THE TASK ▸ Set down each record below precisely, skipping the pictures.

>> start RECORDS SUPPLIED

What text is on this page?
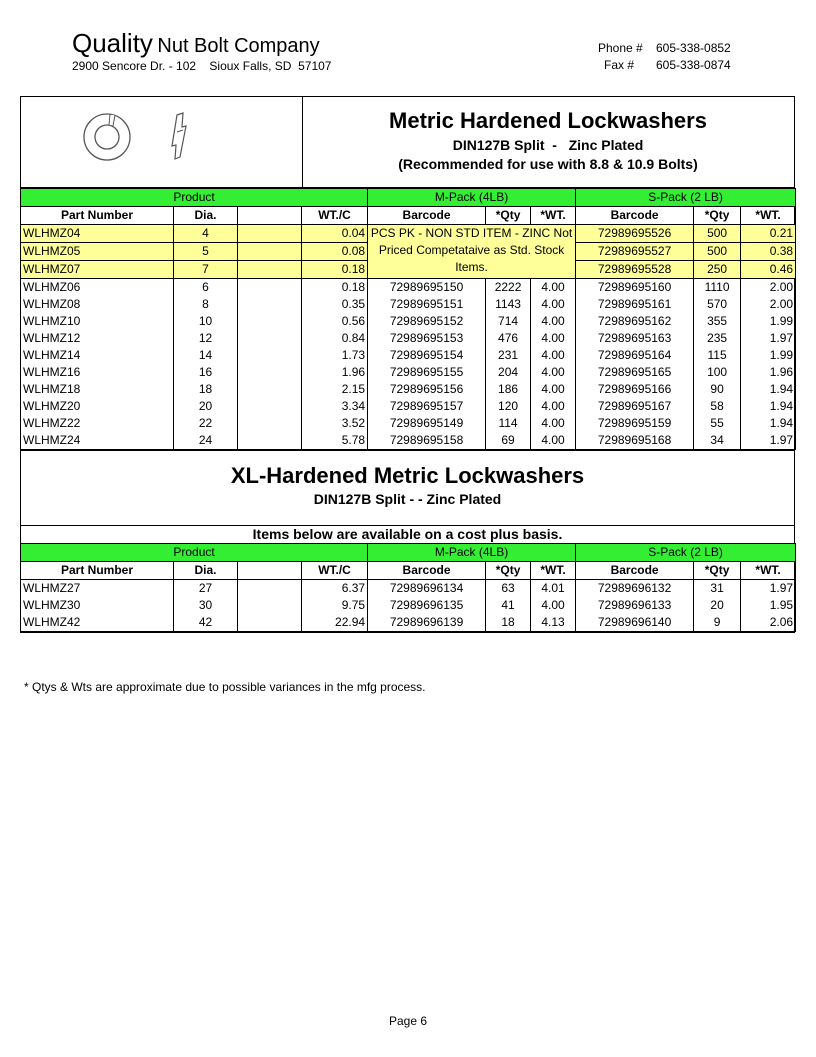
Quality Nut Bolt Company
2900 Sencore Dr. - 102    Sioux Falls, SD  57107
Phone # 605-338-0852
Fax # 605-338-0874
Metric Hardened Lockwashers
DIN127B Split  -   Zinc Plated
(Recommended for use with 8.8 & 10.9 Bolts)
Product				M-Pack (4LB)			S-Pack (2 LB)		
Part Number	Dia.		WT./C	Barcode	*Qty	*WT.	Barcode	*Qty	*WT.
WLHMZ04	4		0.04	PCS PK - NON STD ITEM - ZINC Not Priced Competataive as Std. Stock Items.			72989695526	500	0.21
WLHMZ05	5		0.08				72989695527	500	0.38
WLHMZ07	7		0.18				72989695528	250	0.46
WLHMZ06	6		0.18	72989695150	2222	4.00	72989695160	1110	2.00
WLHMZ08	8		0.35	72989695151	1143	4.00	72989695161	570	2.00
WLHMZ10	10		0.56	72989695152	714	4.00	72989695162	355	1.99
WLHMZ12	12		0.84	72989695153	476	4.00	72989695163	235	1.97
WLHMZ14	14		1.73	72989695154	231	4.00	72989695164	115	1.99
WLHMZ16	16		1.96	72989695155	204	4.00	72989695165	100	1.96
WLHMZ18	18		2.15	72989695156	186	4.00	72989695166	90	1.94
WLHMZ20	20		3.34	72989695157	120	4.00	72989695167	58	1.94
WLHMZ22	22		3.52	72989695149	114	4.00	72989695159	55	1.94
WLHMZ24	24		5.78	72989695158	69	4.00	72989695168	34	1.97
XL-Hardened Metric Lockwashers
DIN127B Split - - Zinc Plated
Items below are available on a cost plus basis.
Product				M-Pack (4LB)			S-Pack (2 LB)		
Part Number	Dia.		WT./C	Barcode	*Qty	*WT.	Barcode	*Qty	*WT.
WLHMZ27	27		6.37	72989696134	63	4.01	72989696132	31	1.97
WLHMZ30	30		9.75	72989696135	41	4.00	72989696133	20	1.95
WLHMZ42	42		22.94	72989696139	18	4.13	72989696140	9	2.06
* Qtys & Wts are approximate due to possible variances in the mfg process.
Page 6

>> end RECORDS SUPPLIED

PROBLEM SOLUTION ▸
What text is on this page?
Quality Nut Bolt Company
2900 Sencore Dr. - 102    Sioux Falls, SD  57107
Phone # 605-338-0852
Fax # 605-338-0874
Metric Hardened Lockwashers
DIN127B Split  -   Zinc Plated
(Recommended for use with 8.8 & 10.9 Bolts)
Product				M-Pack (4LB)			S-Pack (2 LB)		
Part Number	Dia.		WT./C	Barcode	*Qty	*WT.	Barcode	*Qty	*WT.
WLHMZ04	4		0.04	PCS PK - NON STD ITEM - ZINC Not Priced Competataive as Std. Stock Items.			72989695526	500	0.21
WLHMZ05	5		0.08				72989695527	500	0.38
WLHMZ07	7		0.18				72989695528	250	0.46
WLHMZ06	6		0.18	72989695150	2222	4.00	72989695160	1110	2.00
WLHMZ08	8		0.35	72989695151	1143	4.00	72989695161	570	2.00
WLHMZ10	10		0.56	72989695152	714	4.00	72989695162	355	1.99
WLHMZ12	12		0.84	72989695153	476	4.00	72989695163	235	1.97
WLHMZ14	14		1.73	72989695154	231	4.00	72989695164	115	1.99
WLHMZ16	16		1.96	72989695155	204	4.00	72989695165	100	1.96
WLHMZ18	18		2.15	72989695156	186	4.00	72989695166	90	1.94
WLHMZ20	20		3.34	72989695157	120	4.00	72989695167	58	1.94
WLHMZ22	22		3.52	72989695149	114	4.00	72989695159	55	1.94
WLHMZ24	24		5.78	72989695158	69	4.00	72989695168	34	1.97
XL-Hardened Metric Lockwashers
DIN127B Split - - Zinc Plated
Items below are available on a cost plus basis.
Product				M-Pack (4LB)			S-Pack (2 LB)		
Part Number	Dia.		WT./C	Barcode	*Qty	*WT.	Barcode	*Qty	*WT.
WLHMZ27	27		6.37	72989696134	63	4.01	72989696132	31	1.97
WLHMZ30	30		9.75	72989696135	41	4.00	72989696133	20	1.95
WLHMZ42	42		22.94	72989696139	18	4.13	72989696140	9	2.06
* Qtys & Wts are approximate due to possible variances in the mfg process.
Page 6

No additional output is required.